» **Objective**:
Search the material and gather each line with "προγραμμάτων" in it.

--- start ---

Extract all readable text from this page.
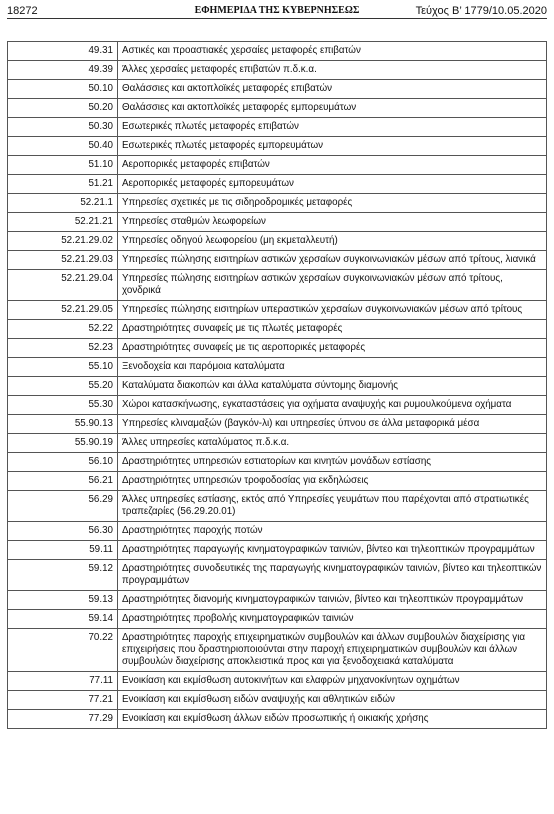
18272	ΕΦΗΜΕΡΙΔΑ ΤΗΣ ΚΥΒΕΡΝΗΣΕΩΣ	Τεύχος B’ 1779/10.05.2020
49.31	Αστικές και προαστιακές χερσαίες μεταφορές επιβατών
49.39	Άλλες χερσαίες μεταφορές επιβατών π.δ.κ.α.
50.10	Θαλάσσιες και ακτοπλοϊκές μεταφορές επιβατών
50.20	Θαλάσσιες και ακτοπλοϊκές μεταφορές εμπορευμάτων
50.30	Εσωτερικές πλωτές μεταφορές επιβατών
50.40	Εσωτερικές πλωτές μεταφορές εμπορευμάτων
51.10	Αεροπορικές μεταφορές επιβατών
51.21	Αεροπορικές μεταφορές εμπορευμάτων
52.21.1	Υπηρεσίες σχετικές με τις σιδηροδρομικές μεταφορές
52.21.21	Υπηρεσίες σταθμών λεωφορείων
52.21.29.02	Υπηρεσίες οδηγού λεωφορείου (μη εκμεταλλευτή)
52.21.29.03	Υπηρεσίες πώλησης εισιτηρίων αστικών χερσαίων συγκοινωνιακών μέσων από τρίτους, λιανικά
52.21.29.04	Υπηρεσίες πώλησης εισιτηρίων αστικών χερσαίων συγκοινωνιακών μέσων από τρίτους, χονδρικά
52.21.29.05	Υπηρεσίες πώλησης εισιτηρίων υπεραστικών χερσαίων συγκοινωνιακών μέσων από τρίτους
52.22	Δραστηριότητες συναφείς με τις πλωτές μεταφορές
52.23	Δραστηριότητες συναφείς με τις αεροπορικές μεταφορές
55.10	Ξενοδοχεία και παρόμοια καταλύματα
55.20	Καταλύματα διακοπών και άλλα καταλύματα σύντομης διαμονής
55.30	Χώροι κατασκήνωσης, εγκαταστάσεις για οχήματα αναψυχής και ρυμουλκούμενα οχήματα
55.90.13	Υπηρεσίες κλιναμαξών (βαγκόν-λι) και υπηρεσίες ύπνου σε άλλα μεταφορικά μέσα
55.90.19	Άλλες υπηρεσίες καταλύματος π.δ.κ.α.
56.10	Δραστηριότητες υπηρεσιών εστιατορίων και κινητών μονάδων εστίασης
56.21	Δραστηριότητες υπηρεσιών τροφοδοσίας για εκδηλώσεις
56.29	Άλλες υπηρεσίες εστίασης, εκτός από Υπηρεσίες γευμάτων που παρέχονται από στρατιωτικές τραπεζαρίες (56.29.20.01)
56.30	Δραστηριότητες παροχής ποτών
59.11	Δραστηριότητες παραγωγής κινηματογραφικών ταινιών, βίντεο και τηλεοπτικών προγραμμάτων
59.12	Δραστηριότητες συνοδευτικές της παραγωγής κινηματογραφικών ταινιών, βίντεο και τηλεοπτικών προγραμμάτων
59.13	Δραστηριότητες διανομής κινηματογραφικών ταινιών, βίντεο και τηλεοπτικών προγραμμάτων
59.14	Δραστηριότητες προβολής κινηματογραφικών ταινιών
70.22	Δραστηριότητες παροχής επιχειρηματικών συμβουλών και άλλων συμβουλών διαχείρισης για επιχειρήσεις που δραστηριοποιούνται στην παροχή επιχειρηματικών συμβουλών και άλλων συμβουλών διαχείρισης αποκλειστικά προς και για ξενοδοχειακά καταλύματα
77.11	Ενοικίαση και εκμίσθωση αυτοκινήτων και ελαφρών μηχανοκίνητων οχημάτων
77.21	Ενοικίαση και εκμίσθωση ειδών αναψυχής και αθλητικών ειδών
77.29	Ενοικίαση και εκμίσθωση άλλων ειδών προσωπικής ή οικιακής χρήσης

--- end ---

» **Task output**:
59.11	Δραστηριότητες παραγωγής κινηματογραφικών ταινιών, βίντεο και τηλεοπτικών προγραμμάτων
59.12	Δραστηριότητες συνοδευτικές της παραγωγής κινηματογραφικών ταινιών, βίντεο και τηλεοπτικών προγραμμάτων
59.13	Δραστηριότητες διανομής κινηματογραφικών ταινιών, βίντεο και τηλεοπτικών προγραμμάτων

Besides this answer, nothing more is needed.